• What the exercise asks:
Omit the pictures from the entries below and retype everything else exactly.

• Source records:
↓

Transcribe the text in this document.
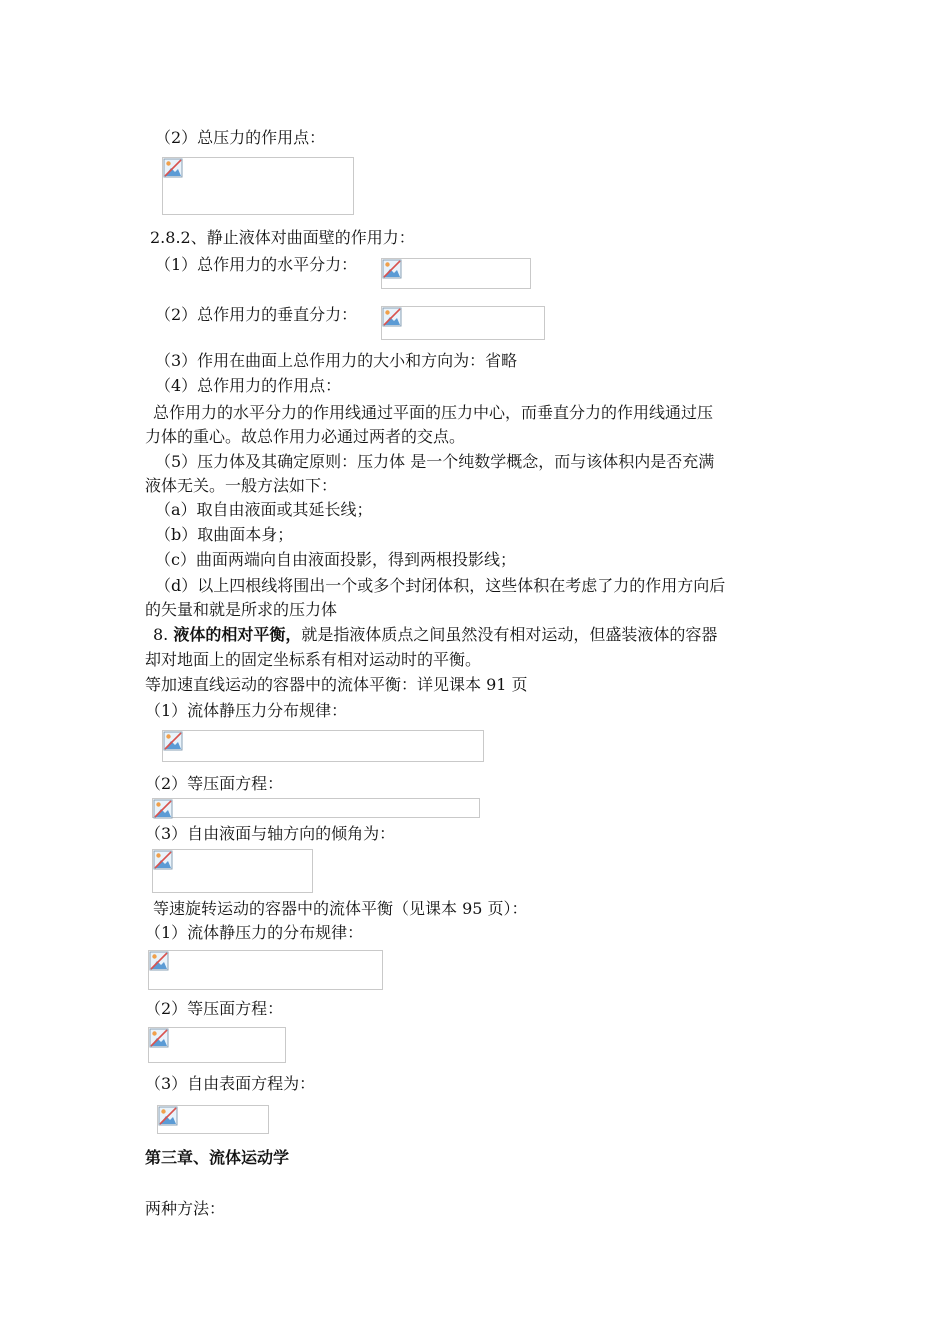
（2）总压力的作用点：
2.8.2、静止液体对曲面壁的作用力：
（1）总作用力的水平分力：
（2）总作用力的垂直分力：
（3）作用在曲面上总作用力的大小和方向为：省略
（4）总作用力的作用点：
总作用力的水平分力的作用线通过平面的压力中心，而垂直分力的作用线通过压
力体的重心。故总作用力必通过两者的交点。
（5）压力体及其确定原则：压力体 是一个纯数学概念，而与该体积内是否充满
液体无关。一般方法如下：
（a）取自由液面或其延长线；
（b）取曲面本身；
（c）曲面两端向自由液面投影，得到两根投影线；
（d）以上四根线将围出一个或多个封闭体积，这些体积在考虑了力的作用方向后
的矢量和就是所求的压力体
8. 液体的相对平衡，就是指液体质点之间虽然没有相对运动，但盛装液体的容器
却对地面上的固定坐标系有相对运动时的平衡。
等加速直线运动的容器中的流体平衡：详见课本 91 页
（1）流体静压力分布规律：
（2）等压面方程：
（3）自由液面与轴方向的倾角为：
等速旋转运动的容器中的流体平衡（见课本 95 页）：
（1）流体静压力的分布规律：
（2）等压面方程：
（3）自由表面方程为：
第三章、流体运动学
两种方法：
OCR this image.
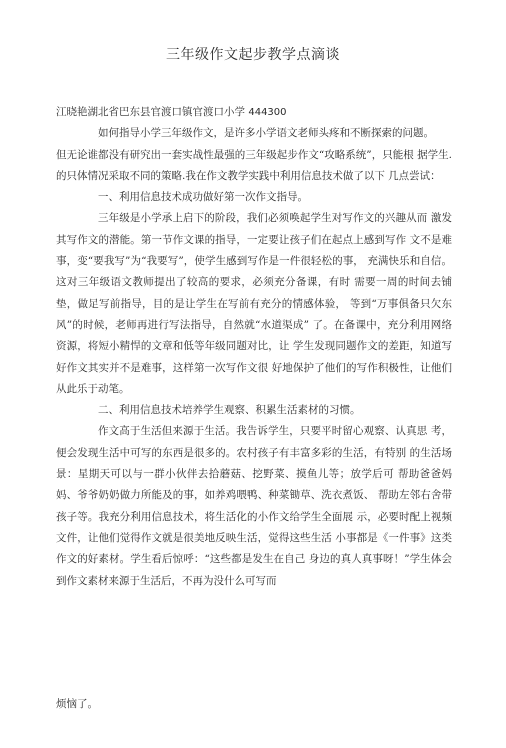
三年级作文起步教学点滴谈

江晓艳湖北省巴东县官渡口镇官渡口小学 444300

如何指导小学三年级作文，是许多小学语文老师头疼和不断探索的问题。

但无论谁都没有研究出一套实战性最强的三年级起步作文“攻略系统”，只能根 据学生.的只体情况采取不同的策略.我在作文教学实践中利用信息技术做了以下 几点尝试：

一、利用信息技术成功做好第一次作文指导。

三年级是小学承上启下的阶段，我们必须唤起学生对写作文的兴趣从而 激发其写作文的潜能。第一节作文课的指导，一定要让孩子们在起点上感到写作 文不是难事，变“要我写”为“我要写”，使学生感到写作是一件很轻松的事， 充满快乐和自信。这对三年级语文教师提出了较高的要求，必须充分备课，有时 需要一周的时间去铺垫，做足写前指导，目的是让学生在写前有充分的情感体验， 等到“万事俱备只欠东风”的时候，老师再进行写法指导，自然就“水道渠成” 了。在备课中，充分利用网络资源，将短小精悍的文章和低等年级同题对比，让 学生发现同题作文的差距，知道写好作文其实并不是难事，这样第一次写作文很 好地保护了他们的写作积极性，让他们从此乐于动笔。

二、利用信息技术培养学生观察、积累生活素材的习惯。

作文高于生活但来源于生活。我告诉学生，只要平时留心观察、认真思 考，便会发现生活中可写的东西是很多的。农村孩子有丰富多彩的生活，有特别 的生活场景：星期天可以与一群小伙伴去拾蘑菇、挖野菜、摸鱼儿等；放学后可 帮助爸爸妈妈、爷爷奶奶做力所能及的事，如养鸡喂鸭、种菜锄草、洗衣煮饭、 帮助左邻右舍带孩子等。我充分利用信息技术，将生活化的小作文给学生全面展 示，必要时配上视频文件，让他们觉得作文就是很美地反映生活，觉得这些生活 小事都是《一件事》这类作文的好素材。学生看后惊呼：“这些都是发生在自己 身边的真人真事呀！”学生体会到作文素材来源于生活后，不再为没什么可写而

烦恼了。
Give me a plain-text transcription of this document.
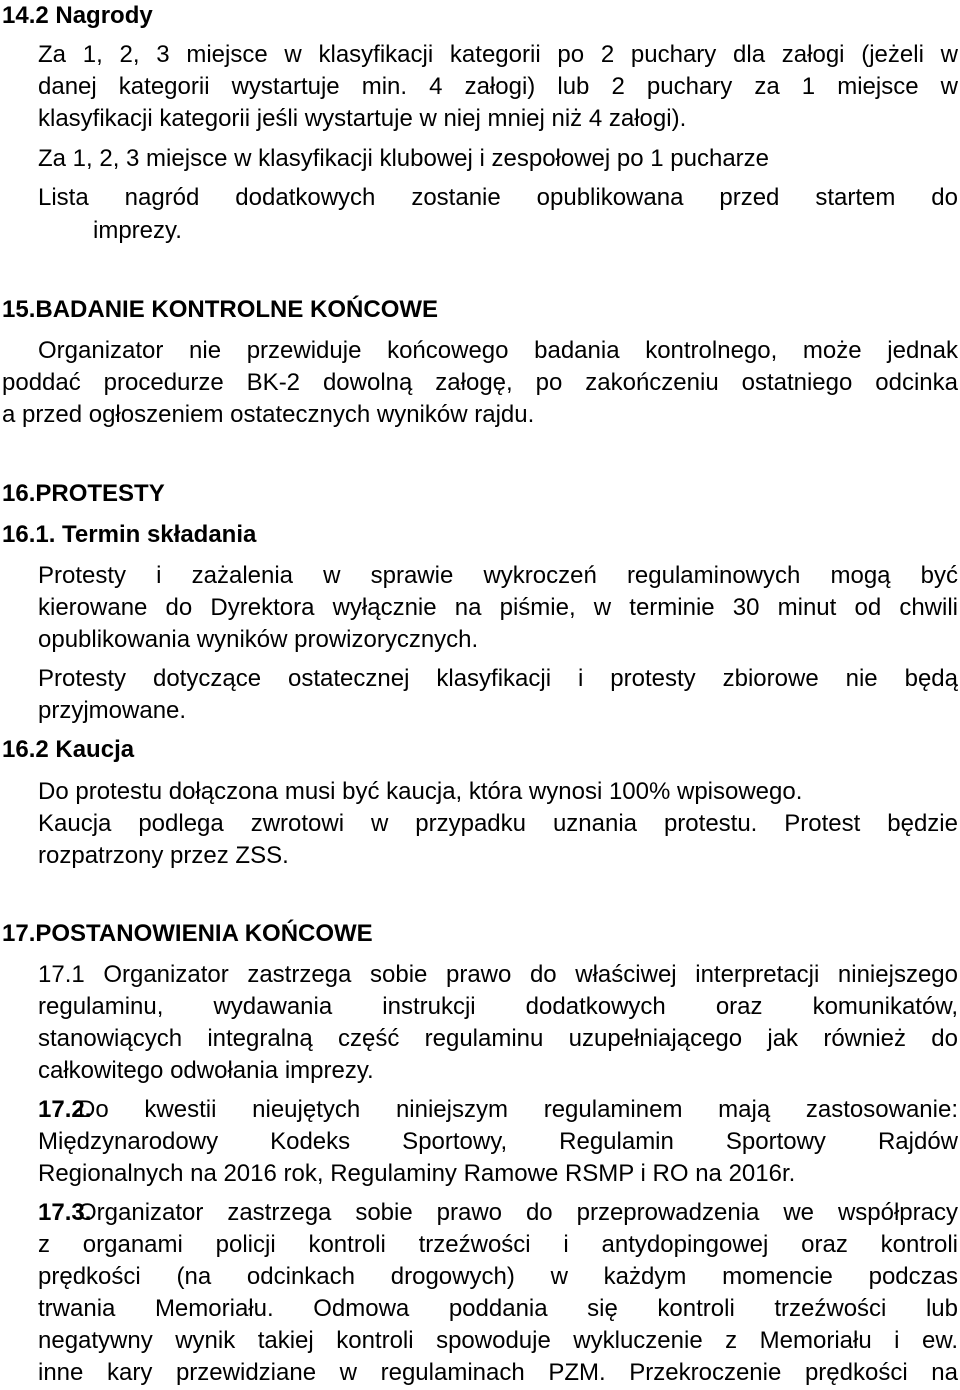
14.2 Nagrody
Za 1, 2, 3 miejsce w klasyfikacji kategorii po 2 puchary dla załogi (jeżeli w
danej kategorii wystartuje min. 4 załogi) lub 2 puchary za 1 miejsce w
klasyfikacji kategorii jeśli wystartuje w niej mniej niż 4 załogi).
Za 1, 2, 3 miejsce w klasyfikacji klubowej i zespołowej po 1 pucharze
Lista nagród dodatkowych zostanie opublikowana przed startem do
imprezy.
15.BADANIE KONTROLNE KOŃCOWE
Organizator nie przewiduje końcowego badania kontrolnego, może jednak
poddać procedurze BK-2 dowolną załogę, po zakończeniu ostatniego odcinka
a przed ogłoszeniem ostatecznych wyników rajdu.
16.PROTESTY
16.1. Termin składania
Protesty i zażalenia w sprawie wykroczeń regulaminowych mogą być
kierowane do Dyrektora wyłącznie na piśmie, w terminie 30 minut od chwili
opublikowania wyników prowizorycznych.
Protesty dotyczące ostatecznej klasyfikacji i protesty zbiorowe nie będą
przyjmowane.
16.2 Kaucja
Do protestu dołączona musi być kaucja, która wynosi 100% wpisowego.
Kaucja podlega zwrotowi w przypadku uznania protestu. Protest będzie
rozpatrzony przez ZSS.
17.POSTANOWIENIA KOŃCOWE
17.1 Organizator zastrzega sobie prawo do właściwej interpretacji niniejszego
regulaminu, wydawania instrukcji dodatkowych oraz komunikatów,
stanowiących integralną część regulaminu uzupełniającego jak również do
całkowitego odwołania imprezy.
17.2.
Do kwestii nieujętych niniejszym regulaminem mają zastosowanie:
Międzynarodowy Kodeks Sportowy, Regulamin Sportowy Rajdów
Regionalnych na 2016 rok, Regulaminy Ramowe RSMP i RO na 2016r.
17.3.
Organizator zastrzega sobie prawo do przeprowadzenia we współpracy
z organami policji kontroli trzeźwości i antydopingowej oraz kontroli
prędkości (na odcinkach drogowych) w każdym momencie podczas
trwania Memoriału. Odmowa poddania się kontroli trzeźwości lub
negatywny wynik takiej kontroli spowoduje wykluczenie z Memoriału i ew.
inne kary przewidziane w regulaminach PZM. Przekroczenie prędkości na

↑

• Task result:
Transcribe the text in this document.
（2）总压力的作用点：
2.8.2、静止液体对曲面壁的作用力：
（1）总作用力的水平分力：
（2）总作用力的垂直分力：
（3）作用在曲面上总作用力的大小和方向为：省略
（4）总作用力的作用点：
总作用力的水平分力的作用线通过平面的压力中心，而垂直分力的作用线通过压
力体的重心。故总作用力必通过两者的交点。
（5）压力体及其确定原则：压力体 是一个纯数学概念，而与该体积内是否充满
液体无关。一般方法如下：
（a）取自由液面或其延长线；
（b）取曲面本身；
（c）曲面两端向自由液面投影，得到两根投影线；
（d）以上四根线将围出一个或多个封闭体积，这些体积在考虑了力的作用方向后
的矢量和就是所求的压力体
8. 液体的相对平衡，就是指液体质点之间虽然没有相对运动，但盛装液体的容器
却对地面上的固定坐标系有相对运动时的平衡。
等加速直线运动的容器中的流体平衡：详见课本 91 页
（1）流体静压力分布规律：
（2）等压面方程：
（3）自由液面与轴方向的倾角为：
等速旋转运动的容器中的流体平衡（见课本 95 页）：
（1）流体静压力的分布规律：
（2）等压面方程：
（3）自由表面方程为：
第三章、流体运动学
两种方法：
OCR this image.
三年级作文起步教学点滴谈

江晓艳湖北省巴东县官渡口镇官渡口小学 444300

如何指导小学三年级作文，是许多小学语文老师头疼和不断探索的问题。

但无论谁都没有研究出一套实战性最强的三年级起步作文“攻略系统”，只能根 据学生.的只体情况采取不同的策略.我在作文教学实践中利用信息技术做了以下 几点尝试：

一、利用信息技术成功做好第一次作文指导。

三年级是小学承上启下的阶段，我们必须唤起学生对写作文的兴趣从而 激发其写作文的潜能。第一节作文课的指导，一定要让孩子们在起点上感到写作 文不是难事，变“要我写”为“我要写”，使学生感到写作是一件很轻松的事， 充满快乐和自信。这对三年级语文教师提出了较高的要求，必须充分备课，有时 需要一周的时间去铺垫，做足写前指导，目的是让学生在写前有充分的情感体验， 等到“万事俱备只欠东风”的时候，老师再进行写法指导，自然就“水道渠成” 了。在备课中，充分利用网络资源，将短小精悍的文章和低等年级同题对比，让 学生发现同题作文的差距，知道写好作文其实并不是难事，这样第一次写作文很 好地保护了他们的写作积极性，让他们从此乐于动笔。

二、利用信息技术培养学生观察、积累生活素材的习惯。

作文高于生活但来源于生活。我告诉学生，只要平时留心观察、认真思 考，便会发现生活中可写的东西是很多的。农村孩子有丰富多彩的生活，有特别 的生活场景：星期天可以与一群小伙伴去拾蘑菇、挖野菜、摸鱼儿等；放学后可 帮助爸爸妈妈、爷爷奶奶做力所能及的事，如养鸡喂鸭、种菜锄草、洗衣煮饭、 帮助左邻右舍带孩子等。我充分利用信息技术，将生活化的小作文给学生全面展 示，必要时配上视频文件，让他们觉得作文就是很美地反映生活，觉得这些生活 小事都是《一件事》这类作文的好素材。学生看后惊呼：“这些都是发生在自己 身边的真人真事呀！”学生体会到作文素材来源于生活后，不再为没什么可写而

烦恼了。
Give me a plain-text transcription of this document.
14.2 Nagrody
Za 1, 2, 3 miejsce w klasyfikacji kategorii po 2 puchary dla załogi (jeżeli w
danej kategorii wystartuje min. 4 załogi) lub 2 puchary za 1 miejsce w
klasyfikacji kategorii jeśli wystartuje w niej mniej niż 4 załogi).
Za 1, 2, 3 miejsce w klasyfikacji klubowej i zespołowej po 1 pucharze
Lista nagród dodatkowych zostanie opublikowana przed startem do
imprezy.
15.BADANIE KONTROLNE KOŃCOWE
Organizator nie przewiduje końcowego badania kontrolnego, może jednak
poddać procedurze BK-2 dowolną załogę, po zakończeniu ostatniego odcinka
a przed ogłoszeniem ostatecznych wyników rajdu.
16.PROTESTY
16.1. Termin składania
Protesty i zażalenia w sprawie wykroczeń regulaminowych mogą być
kierowane do Dyrektora wyłącznie na piśmie, w terminie 30 minut od chwili
opublikowania wyników prowizorycznych.
Protesty dotyczące ostatecznej klasyfikacji i protesty zbiorowe nie będą
przyjmowane.
16.2 Kaucja
Do protestu dołączona musi być kaucja, która wynosi 100% wpisowego.
Kaucja podlega zwrotowi w przypadku uznania protestu. Protest będzie
rozpatrzony przez ZSS.
17.POSTANOWIENIA KOŃCOWE
17.1 Organizator zastrzega sobie prawo do właściwej interpretacji niniejszego
regulaminu, wydawania instrukcji dodatkowych oraz komunikatów,
stanowiących integralną część regulaminu uzupełniającego jak również do
całkowitego odwołania imprezy.
17.2.
Do kwestii nieujętych niniejszym regulaminem mają zastosowanie:
Międzynarodowy Kodeks Sportowy, Regulamin Sportowy Rajdów
Regionalnych na 2016 rok, Regulaminy Ramowe RSMP i RO na 2016r.
17.3.
Organizator zastrzega sobie prawo do przeprowadzenia we współpracy
z organami policji kontroli trzeźwości i antydopingowej oraz kontroli
prędkości (na odcinkach drogowych) w każdym momencie podczas
trwania Memoriału. Odmowa poddania się kontroli trzeźwości lub
negatywny wynik takiej kontroli spowoduje wykluczenie z Memoriału i ew.
inne kary przewidziane w regulaminach PZM. Przekroczenie prędkości na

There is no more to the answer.